### To be done
Copy each line exactly. Leave nothing out.

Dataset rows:
___

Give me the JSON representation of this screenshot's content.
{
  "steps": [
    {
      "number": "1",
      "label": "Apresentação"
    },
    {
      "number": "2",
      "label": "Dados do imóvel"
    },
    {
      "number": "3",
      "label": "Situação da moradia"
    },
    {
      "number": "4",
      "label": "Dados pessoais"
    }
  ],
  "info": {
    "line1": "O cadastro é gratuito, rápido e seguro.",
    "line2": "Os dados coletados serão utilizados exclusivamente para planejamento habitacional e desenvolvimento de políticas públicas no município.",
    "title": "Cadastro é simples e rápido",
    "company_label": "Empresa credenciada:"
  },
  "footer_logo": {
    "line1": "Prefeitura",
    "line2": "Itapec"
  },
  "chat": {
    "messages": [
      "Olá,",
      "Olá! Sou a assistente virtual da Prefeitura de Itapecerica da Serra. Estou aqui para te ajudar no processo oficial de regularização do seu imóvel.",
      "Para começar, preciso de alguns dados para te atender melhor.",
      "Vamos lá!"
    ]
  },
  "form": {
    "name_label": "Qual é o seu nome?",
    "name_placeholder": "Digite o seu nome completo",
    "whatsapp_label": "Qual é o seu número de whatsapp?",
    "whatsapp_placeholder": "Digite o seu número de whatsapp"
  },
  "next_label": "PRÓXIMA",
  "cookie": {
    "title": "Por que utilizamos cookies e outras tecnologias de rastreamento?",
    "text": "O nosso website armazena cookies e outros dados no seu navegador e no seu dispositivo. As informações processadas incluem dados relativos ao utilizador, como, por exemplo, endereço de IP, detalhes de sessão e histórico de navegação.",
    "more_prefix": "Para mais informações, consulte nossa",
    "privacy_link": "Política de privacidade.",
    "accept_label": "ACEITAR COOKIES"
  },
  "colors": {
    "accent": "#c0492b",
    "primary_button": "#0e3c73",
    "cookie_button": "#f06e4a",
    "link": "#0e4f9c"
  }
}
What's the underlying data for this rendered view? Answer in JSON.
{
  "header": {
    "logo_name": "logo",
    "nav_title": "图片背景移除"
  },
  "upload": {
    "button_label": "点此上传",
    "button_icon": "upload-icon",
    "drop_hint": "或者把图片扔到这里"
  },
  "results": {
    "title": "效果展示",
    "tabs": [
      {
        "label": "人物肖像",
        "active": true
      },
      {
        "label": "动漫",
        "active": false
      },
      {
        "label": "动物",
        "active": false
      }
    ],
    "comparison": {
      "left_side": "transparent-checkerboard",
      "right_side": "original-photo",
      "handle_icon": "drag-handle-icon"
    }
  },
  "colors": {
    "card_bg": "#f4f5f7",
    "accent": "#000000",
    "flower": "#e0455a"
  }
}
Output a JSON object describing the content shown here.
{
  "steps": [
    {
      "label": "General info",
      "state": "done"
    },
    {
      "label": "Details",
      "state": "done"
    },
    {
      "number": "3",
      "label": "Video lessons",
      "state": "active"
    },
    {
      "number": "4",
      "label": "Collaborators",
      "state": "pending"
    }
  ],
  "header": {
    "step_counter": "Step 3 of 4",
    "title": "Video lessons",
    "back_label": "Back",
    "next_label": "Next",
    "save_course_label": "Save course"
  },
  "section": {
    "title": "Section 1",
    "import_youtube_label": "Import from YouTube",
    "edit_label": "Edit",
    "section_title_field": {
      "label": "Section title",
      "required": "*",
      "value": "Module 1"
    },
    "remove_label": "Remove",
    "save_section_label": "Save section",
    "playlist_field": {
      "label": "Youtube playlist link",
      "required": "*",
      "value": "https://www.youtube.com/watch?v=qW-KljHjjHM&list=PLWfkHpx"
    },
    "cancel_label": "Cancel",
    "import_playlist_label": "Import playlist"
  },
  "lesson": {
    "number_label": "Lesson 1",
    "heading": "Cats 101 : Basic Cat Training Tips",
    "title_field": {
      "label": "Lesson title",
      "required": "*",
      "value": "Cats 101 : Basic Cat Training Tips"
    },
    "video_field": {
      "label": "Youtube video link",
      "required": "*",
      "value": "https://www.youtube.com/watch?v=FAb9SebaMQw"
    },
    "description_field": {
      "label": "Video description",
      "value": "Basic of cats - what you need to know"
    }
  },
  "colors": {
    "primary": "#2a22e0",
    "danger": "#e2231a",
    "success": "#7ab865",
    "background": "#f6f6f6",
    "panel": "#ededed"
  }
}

___

### Answer for this exercise
Give me the JSON representation of this screenshot's content.
{
  "steps": [
    {
      "number": "1",
      "label": "Apresentação"
    },
    {
      "number": "2",
      "label": "Dados do imóvel"
    },
    {
      "number": "3",
      "label": "Situação da moradia"
    },
    {
      "number": "4",
      "label": "Dados pessoais"
    }
  ],
  "info": {
    "line1": "O cadastro é gratuito, rápido e seguro.",
    "line2": "Os dados coletados serão utilizados exclusivamente para planejamento habitacional e desenvolvimento de políticas públicas no município.",
    "title": "Cadastro é simples e rápido",
    "company_label": "Empresa credenciada:"
  },
  "footer_logo": {
    "line1": "Prefeitura",
    "line2": "Itapec"
  },
  "chat": {
    "messages": [
      "Olá,",
      "Olá! Sou a assistente virtual da Prefeitura de Itapecerica da Serra. Estou aqui para te ajudar no processo oficial de regularização do seu imóvel.",
      "Para começar, preciso de alguns dados para te atender melhor.",
      "Vamos lá!"
    ]
  },
  "form": {
    "name_label": "Qual é o seu nome?",
    "name_placeholder": "Digite o seu nome completo",
    "whatsapp_label": "Qual é o seu número de whatsapp?",
    "whatsapp_placeholder": "Digite o seu número de whatsapp"
  },
  "next_label": "PRÓXIMA",
  "cookie": {
    "title": "Por que utilizamos cookies e outras tecnologias de rastreamento?",
    "text": "O nosso website armazena cookies e outros dados no seu navegador e no seu dispositivo. As informações processadas incluem dados relativos ao utilizador, como, por exemplo, endereço de IP, detalhes de sessão e histórico de navegação.",
    "more_prefix": "Para mais informações, consulte nossa",
    "privacy_link": "Política de privacidade.",
    "accept_label": "ACEITAR COOKIES"
  },
  "colors": {
    "accent": "#c0492b",
    "primary_button": "#0e3c73",
    "cookie_button": "#f06e4a",
    "link": "#0e4f9c"
  }
}
What's the underlying data for this rendered view? Answer in JSON.
{
  "header": {
    "logo_name": "logo",
    "nav_title": "图片背景移除"
  },
  "upload": {
    "button_label": "点此上传",
    "button_icon": "upload-icon",
    "drop_hint": "或者把图片扔到这里"
  },
  "results": {
    "title": "效果展示",
    "tabs": [
      {
        "label": "人物肖像",
        "active": true
      },
      {
        "label": "动漫",
        "active": false
      },
      {
        "label": "动物",
        "active": false
      }
    ],
    "comparison": {
      "left_side": "transparent-checkerboard",
      "right_side": "original-photo",
      "handle_icon": "drag-handle-icon"
    }
  },
  "colors": {
    "card_bg": "#f4f5f7",
    "accent": "#000000",
    "flower": "#e0455a"
  }
}
Output a JSON object describing the content shown here.
{
  "steps": [
    {
      "label": "General info",
      "state": "done"
    },
    {
      "label": "Details",
      "state": "done"
    },
    {
      "number": "3",
      "label": "Video lessons",
      "state": "active"
    },
    {
      "number": "4",
      "label": "Collaborators",
      "state": "pending"
    }
  ],
  "header": {
    "step_counter": "Step 3 of 4",
    "title": "Video lessons",
    "back_label": "Back",
    "next_label": "Next",
    "save_course_label": "Save course"
  },
  "section": {
    "title": "Section 1",
    "import_youtube_label": "Import from YouTube",
    "edit_label": "Edit",
    "section_title_field": {
      "label": "Section title",
      "required": "*",
      "value": "Module 1"
    },
    "remove_label": "Remove",
    "save_section_label": "Save section",
    "playlist_field": {
      "label": "Youtube playlist link",
      "required": "*",
      "value": "https://www.youtube.com/watch?v=qW-KljHjjHM&list=PLWfkHpx"
    },
    "cancel_label": "Cancel",
    "import_playlist_label": "Import playlist"
  },
  "lesson": {
    "number_label": "Lesson 1",
    "heading": "Cats 101 : Basic Cat Training Tips",
    "title_field": {
      "label": "Lesson title",
      "required": "*",
      "value": "Cats 101 : Basic Cat Training Tips"
    },
    "video_field": {
      "label": "Youtube video link",
      "required": "*",
      "value": "https://www.youtube.com/watch?v=FAb9SebaMQw"
    },
    "description_field": {
      "label": "Video description",
      "value": "Basic of cats - what you need to know"
    }
  },
  "colors": {
    "primary": "#2a22e0",
    "danger": "#e2231a",
    "success": "#7ab865",
    "background": "#f6f6f6",
    "panel": "#ededed"
  }
}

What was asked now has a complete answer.